Exercise directions: From the listing below, extract every line in which the word "JSON" appears.

-- start --

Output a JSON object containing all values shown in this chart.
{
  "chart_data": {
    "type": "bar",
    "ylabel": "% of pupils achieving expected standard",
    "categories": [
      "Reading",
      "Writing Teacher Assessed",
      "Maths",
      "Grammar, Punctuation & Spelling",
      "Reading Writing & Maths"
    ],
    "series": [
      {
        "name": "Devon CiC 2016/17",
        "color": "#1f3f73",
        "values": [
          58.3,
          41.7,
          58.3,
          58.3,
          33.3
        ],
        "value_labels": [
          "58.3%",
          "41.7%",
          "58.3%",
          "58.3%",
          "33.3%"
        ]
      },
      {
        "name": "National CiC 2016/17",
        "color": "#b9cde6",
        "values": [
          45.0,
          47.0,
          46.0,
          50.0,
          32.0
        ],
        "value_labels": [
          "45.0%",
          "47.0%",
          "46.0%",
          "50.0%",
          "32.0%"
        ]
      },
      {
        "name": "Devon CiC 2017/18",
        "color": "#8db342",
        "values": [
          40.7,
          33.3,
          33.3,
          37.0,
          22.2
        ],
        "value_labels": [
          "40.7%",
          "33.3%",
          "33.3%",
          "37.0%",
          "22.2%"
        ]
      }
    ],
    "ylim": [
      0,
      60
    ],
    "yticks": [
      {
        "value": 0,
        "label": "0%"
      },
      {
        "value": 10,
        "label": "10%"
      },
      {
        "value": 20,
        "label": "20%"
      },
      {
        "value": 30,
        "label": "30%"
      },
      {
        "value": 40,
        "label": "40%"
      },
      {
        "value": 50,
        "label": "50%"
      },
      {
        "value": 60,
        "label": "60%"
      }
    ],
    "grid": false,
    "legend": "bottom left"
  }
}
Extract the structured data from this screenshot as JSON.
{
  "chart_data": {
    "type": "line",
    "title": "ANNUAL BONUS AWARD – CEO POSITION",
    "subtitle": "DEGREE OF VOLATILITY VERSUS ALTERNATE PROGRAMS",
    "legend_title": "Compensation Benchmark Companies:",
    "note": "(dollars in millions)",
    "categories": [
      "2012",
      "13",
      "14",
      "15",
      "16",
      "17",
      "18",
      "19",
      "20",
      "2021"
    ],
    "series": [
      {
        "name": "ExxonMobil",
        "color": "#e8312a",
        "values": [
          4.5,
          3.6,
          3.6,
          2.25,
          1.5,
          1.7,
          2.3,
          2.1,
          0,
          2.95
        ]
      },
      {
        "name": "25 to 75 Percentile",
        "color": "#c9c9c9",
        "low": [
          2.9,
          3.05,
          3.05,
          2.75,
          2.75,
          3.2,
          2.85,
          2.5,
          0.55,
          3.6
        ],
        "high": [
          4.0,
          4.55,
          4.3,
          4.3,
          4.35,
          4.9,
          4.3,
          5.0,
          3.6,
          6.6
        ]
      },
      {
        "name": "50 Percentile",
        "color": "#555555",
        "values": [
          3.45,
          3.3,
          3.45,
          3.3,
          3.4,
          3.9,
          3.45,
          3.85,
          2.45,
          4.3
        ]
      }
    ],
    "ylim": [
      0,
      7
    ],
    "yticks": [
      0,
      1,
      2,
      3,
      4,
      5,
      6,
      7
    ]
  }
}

-- end --

Expected answer:
Output a JSON object containing all values shown in this chart.
Extract the structured data from this screenshot as JSON.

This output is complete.